WORK TO DO.
Pick out every line holding the string "text" and copy it.

DATA SHOWN.
::::::::::

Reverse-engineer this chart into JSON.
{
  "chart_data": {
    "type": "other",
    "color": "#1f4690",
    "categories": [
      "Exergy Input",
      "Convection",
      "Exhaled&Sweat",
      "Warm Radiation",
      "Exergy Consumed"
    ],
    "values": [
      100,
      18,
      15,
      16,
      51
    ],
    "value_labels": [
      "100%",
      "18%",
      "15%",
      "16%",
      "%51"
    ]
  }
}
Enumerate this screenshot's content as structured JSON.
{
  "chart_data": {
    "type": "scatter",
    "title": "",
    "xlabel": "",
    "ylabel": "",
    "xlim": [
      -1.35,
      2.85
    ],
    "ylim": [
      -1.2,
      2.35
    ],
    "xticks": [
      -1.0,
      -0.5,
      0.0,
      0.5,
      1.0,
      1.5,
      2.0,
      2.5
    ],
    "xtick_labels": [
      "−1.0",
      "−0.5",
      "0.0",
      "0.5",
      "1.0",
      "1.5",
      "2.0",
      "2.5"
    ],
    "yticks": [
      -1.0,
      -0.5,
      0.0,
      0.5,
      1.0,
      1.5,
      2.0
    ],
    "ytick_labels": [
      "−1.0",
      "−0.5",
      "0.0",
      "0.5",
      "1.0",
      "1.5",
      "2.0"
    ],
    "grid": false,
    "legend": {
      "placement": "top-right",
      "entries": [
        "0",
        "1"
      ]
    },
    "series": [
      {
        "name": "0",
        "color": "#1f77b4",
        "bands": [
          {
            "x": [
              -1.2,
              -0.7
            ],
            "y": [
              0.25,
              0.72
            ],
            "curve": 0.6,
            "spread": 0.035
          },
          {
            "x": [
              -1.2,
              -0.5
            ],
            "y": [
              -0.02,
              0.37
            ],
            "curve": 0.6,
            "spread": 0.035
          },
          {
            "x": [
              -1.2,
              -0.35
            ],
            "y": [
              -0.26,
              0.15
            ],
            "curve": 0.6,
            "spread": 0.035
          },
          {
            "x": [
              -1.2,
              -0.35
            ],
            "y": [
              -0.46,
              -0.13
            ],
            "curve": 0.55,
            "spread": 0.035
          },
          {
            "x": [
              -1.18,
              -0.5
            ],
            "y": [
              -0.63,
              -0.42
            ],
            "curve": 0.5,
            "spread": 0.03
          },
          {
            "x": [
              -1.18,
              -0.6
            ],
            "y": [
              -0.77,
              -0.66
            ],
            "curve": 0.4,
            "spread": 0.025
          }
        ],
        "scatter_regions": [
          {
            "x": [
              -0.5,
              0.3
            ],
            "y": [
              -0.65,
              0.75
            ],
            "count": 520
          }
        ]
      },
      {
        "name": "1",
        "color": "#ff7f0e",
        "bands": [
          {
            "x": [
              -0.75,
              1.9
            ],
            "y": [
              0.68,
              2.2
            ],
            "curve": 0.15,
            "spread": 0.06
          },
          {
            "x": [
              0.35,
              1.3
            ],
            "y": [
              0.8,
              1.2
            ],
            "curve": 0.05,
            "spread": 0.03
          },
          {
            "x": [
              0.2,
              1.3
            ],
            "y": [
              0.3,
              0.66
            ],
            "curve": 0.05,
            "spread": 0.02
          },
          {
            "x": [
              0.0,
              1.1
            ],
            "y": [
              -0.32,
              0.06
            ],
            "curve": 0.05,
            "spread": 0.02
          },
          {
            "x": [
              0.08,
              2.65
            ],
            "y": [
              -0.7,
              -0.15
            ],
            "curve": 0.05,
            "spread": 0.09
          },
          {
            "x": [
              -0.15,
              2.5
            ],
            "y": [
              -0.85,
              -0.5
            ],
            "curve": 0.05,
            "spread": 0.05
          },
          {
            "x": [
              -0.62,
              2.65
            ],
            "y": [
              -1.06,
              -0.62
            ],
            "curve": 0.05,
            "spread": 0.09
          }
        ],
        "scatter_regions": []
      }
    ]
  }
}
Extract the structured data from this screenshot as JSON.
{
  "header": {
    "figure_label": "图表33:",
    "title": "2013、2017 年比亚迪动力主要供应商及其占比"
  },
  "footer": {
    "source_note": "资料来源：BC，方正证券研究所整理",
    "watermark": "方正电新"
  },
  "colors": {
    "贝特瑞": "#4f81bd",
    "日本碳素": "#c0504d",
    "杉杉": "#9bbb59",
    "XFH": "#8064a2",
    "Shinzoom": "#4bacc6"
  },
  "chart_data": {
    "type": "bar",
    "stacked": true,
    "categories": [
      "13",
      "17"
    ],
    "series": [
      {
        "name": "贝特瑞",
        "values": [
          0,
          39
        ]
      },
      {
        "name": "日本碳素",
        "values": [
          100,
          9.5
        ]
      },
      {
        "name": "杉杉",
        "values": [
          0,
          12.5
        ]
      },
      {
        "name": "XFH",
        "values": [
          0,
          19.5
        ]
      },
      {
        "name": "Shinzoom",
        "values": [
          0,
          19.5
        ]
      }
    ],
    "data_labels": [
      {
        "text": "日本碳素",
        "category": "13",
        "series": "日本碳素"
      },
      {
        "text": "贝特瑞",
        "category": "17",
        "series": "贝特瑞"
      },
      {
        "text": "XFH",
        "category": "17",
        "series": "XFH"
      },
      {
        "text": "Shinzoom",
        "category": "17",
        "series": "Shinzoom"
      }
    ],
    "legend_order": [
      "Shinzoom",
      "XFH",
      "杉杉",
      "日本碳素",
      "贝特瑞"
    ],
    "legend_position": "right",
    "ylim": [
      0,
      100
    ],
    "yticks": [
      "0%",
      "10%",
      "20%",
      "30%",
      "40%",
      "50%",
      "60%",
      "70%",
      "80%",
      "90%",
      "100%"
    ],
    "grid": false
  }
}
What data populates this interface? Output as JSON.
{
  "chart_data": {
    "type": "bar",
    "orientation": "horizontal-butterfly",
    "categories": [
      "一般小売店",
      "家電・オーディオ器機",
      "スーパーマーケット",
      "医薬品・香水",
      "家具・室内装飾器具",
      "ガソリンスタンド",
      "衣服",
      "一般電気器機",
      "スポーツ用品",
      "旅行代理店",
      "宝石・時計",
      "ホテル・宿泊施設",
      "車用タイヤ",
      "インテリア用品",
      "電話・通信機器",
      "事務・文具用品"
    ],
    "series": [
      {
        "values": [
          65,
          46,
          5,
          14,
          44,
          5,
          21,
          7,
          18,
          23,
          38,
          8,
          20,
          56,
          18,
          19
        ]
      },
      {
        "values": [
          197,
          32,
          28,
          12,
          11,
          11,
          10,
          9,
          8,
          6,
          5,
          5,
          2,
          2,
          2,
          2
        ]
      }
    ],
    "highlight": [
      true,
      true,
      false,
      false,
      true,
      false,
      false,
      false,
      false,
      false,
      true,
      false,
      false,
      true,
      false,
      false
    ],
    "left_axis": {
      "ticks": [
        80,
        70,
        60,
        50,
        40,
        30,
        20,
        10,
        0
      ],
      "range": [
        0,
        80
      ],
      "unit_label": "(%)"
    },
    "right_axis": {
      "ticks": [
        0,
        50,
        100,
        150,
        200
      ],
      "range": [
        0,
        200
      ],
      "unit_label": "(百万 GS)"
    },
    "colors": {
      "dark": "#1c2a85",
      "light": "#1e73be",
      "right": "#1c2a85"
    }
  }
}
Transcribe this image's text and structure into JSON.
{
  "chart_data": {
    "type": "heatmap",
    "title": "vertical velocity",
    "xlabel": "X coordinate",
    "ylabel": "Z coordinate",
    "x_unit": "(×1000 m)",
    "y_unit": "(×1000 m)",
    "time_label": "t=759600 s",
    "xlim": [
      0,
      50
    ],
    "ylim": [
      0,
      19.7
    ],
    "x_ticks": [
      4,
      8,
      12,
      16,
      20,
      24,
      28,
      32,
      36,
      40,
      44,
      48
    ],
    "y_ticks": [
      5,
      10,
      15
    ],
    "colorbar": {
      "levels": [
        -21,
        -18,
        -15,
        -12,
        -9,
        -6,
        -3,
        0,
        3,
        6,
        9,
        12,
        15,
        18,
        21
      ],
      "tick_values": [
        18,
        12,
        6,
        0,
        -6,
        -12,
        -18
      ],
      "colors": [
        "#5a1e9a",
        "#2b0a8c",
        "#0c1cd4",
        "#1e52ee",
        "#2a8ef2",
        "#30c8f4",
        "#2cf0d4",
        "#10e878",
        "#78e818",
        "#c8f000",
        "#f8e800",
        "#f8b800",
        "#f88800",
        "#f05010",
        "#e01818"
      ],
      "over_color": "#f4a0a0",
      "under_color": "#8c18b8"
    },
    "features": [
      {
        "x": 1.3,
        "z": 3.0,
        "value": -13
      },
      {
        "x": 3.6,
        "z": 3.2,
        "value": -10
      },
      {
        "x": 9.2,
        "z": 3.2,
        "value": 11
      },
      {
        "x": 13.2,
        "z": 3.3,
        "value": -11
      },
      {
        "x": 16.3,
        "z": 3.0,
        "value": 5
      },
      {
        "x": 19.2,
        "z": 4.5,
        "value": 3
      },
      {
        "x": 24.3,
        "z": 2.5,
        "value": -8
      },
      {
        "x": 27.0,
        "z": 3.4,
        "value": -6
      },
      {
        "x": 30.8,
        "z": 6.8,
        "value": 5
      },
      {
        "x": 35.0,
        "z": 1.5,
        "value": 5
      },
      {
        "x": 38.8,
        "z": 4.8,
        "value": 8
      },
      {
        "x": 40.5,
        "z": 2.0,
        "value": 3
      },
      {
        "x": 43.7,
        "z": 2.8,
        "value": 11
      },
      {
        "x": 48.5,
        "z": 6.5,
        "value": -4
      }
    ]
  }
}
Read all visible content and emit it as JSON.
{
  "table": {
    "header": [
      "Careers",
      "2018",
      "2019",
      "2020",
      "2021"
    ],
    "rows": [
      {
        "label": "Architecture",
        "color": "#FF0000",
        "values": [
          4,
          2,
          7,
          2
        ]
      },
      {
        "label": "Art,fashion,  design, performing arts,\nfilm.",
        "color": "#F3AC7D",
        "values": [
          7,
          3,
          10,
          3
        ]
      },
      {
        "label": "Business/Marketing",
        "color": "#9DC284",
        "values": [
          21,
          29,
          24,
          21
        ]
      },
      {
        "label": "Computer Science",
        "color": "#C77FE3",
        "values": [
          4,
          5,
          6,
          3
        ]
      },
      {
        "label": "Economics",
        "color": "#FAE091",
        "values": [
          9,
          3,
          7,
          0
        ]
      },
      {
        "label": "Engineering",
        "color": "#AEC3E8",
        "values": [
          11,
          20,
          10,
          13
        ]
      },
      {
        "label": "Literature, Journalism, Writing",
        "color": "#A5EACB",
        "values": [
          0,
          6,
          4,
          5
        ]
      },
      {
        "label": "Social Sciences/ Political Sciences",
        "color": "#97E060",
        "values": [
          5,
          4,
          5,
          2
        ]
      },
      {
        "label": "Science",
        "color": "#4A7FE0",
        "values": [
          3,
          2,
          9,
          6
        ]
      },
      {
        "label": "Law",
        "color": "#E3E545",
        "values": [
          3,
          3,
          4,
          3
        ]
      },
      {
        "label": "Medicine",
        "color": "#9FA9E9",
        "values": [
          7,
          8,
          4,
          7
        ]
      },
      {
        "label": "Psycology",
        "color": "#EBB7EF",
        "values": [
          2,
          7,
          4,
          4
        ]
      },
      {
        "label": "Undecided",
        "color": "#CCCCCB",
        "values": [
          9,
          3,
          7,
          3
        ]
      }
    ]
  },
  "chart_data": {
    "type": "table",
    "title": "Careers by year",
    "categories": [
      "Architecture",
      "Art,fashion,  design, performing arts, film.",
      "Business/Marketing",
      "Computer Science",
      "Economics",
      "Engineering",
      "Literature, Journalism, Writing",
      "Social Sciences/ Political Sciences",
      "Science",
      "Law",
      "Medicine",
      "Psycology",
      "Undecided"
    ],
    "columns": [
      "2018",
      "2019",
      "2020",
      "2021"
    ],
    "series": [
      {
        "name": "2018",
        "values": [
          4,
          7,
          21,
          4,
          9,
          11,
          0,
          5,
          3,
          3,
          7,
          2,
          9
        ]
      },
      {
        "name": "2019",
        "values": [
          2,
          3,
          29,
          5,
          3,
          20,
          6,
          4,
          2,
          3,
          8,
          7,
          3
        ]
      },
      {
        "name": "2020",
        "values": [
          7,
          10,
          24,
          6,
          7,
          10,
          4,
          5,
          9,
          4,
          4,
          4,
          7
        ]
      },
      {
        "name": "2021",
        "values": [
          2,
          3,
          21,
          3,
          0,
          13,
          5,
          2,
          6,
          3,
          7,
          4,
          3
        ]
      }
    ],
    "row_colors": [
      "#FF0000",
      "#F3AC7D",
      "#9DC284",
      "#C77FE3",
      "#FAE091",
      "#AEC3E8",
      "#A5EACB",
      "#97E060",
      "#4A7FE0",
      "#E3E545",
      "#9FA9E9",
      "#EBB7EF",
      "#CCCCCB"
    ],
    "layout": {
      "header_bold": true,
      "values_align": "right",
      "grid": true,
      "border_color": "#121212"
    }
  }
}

::::::::::

TASK OUTPUT.
        "text": "日本碳素",
        "text": "贝特瑞",
        "text": "XFH",
        "text": "Shinzoom",
Transcribe this image's text and structure into JSON.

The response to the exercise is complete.